-- Work required --
Write out the full listing again, exactly as it stands.

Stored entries
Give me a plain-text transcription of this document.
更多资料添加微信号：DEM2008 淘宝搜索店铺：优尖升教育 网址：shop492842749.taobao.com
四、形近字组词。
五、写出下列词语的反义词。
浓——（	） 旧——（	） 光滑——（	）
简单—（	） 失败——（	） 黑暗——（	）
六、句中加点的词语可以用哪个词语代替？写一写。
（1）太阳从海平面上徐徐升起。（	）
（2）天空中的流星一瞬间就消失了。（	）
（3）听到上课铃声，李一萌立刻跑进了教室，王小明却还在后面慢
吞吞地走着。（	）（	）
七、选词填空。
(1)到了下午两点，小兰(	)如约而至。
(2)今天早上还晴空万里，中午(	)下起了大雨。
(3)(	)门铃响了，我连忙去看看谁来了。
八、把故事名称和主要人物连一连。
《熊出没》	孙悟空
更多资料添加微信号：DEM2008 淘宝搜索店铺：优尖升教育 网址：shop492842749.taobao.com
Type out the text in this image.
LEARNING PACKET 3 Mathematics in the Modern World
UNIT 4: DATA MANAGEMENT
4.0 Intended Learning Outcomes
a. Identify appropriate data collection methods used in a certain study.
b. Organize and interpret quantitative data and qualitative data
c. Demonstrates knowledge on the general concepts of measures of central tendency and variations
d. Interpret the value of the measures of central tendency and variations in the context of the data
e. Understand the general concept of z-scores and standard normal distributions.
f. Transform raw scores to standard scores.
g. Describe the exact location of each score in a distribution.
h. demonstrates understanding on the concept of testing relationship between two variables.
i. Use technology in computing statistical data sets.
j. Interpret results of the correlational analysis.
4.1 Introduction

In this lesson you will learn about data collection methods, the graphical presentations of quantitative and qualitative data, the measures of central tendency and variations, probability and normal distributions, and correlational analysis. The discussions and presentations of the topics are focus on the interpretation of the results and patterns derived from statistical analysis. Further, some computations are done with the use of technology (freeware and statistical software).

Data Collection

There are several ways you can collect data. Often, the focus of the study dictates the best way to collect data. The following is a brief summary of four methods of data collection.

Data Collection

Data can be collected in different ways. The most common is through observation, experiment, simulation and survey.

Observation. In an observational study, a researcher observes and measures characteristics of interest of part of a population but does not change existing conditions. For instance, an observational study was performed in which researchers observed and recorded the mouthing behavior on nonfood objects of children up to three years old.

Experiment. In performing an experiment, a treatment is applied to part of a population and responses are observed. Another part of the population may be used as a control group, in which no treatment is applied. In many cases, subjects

-- Reply --
Give me a plain-text transcription of this document.
更多资料添加微信号：DEM2008 淘宝搜索店铺：优尖升教育 网址：shop492842749.taobao.com
四、形近字组词。
五、写出下列词语的反义词。
浓——（	） 旧——（	） 光滑——（	）
简单—（	） 失败——（	） 黑暗——（	）
六、句中加点的词语可以用哪个词语代替？写一写。
（1）太阳从海平面上徐徐升起。（	）
（2）天空中的流星一瞬间就消失了。（	）
（3）听到上课铃声，李一萌立刻跑进了教室，王小明却还在后面慢
吞吞地走着。（	）（	）
七、选词填空。
(1)到了下午两点，小兰(	)如约而至。
(2)今天早上还晴空万里，中午(	)下起了大雨。
(3)(	)门铃响了，我连忙去看看谁来了。
八、把故事名称和主要人物连一连。
《熊出没》	孙悟空
更多资料添加微信号：DEM2008 淘宝搜索店铺：优尖升教育 网址：shop492842749.taobao.com
Type out the text in this image.
LEARNING PACKET 3 Mathematics in the Modern World
UNIT 4: DATA MANAGEMENT
4.0 Intended Learning Outcomes
a. Identify appropriate data collection methods used in a certain study.
b. Organize and interpret quantitative data and qualitative data
c. Demonstrates knowledge on the general concepts of measures of central tendency and variations
d. Interpret the value of the measures of central tendency and variations in the context of the data
e. Understand the general concept of z-scores and standard normal distributions.
f. Transform raw scores to standard scores.
g. Describe the exact location of each score in a distribution.
h. demonstrates understanding on the concept of testing relationship between two variables.
i. Use technology in computing statistical data sets.
j. Interpret results of the correlational analysis.
4.1 Introduction

In this lesson you will learn about data collection methods, the graphical presentations of quantitative and qualitative data, the measures of central tendency and variations, probability and normal distributions, and correlational analysis. The discussions and presentations of the topics are focus on the interpretation of the results and patterns derived from statistical analysis. Further, some computations are done with the use of technology (freeware and statistical software).

Data Collection

There are several ways you can collect data. Often, the focus of the study dictates the best way to collect data. The following is a brief summary of four methods of data collection.

Data Collection

Data can be collected in different ways. The most common is through observation, experiment, simulation and survey.

Observation. In an observational study, a researcher observes and measures characteristics of interest of part of a population but does not change existing conditions. For instance, an observational study was performed in which researchers observed and recorded the mouthing behavior on nonfood objects of children up to three years old.

Experiment. In performing an experiment, a treatment is applied to part of a population and responses are observed. Another part of the population may be used as a control group, in which no treatment is applied. In many cases, subjects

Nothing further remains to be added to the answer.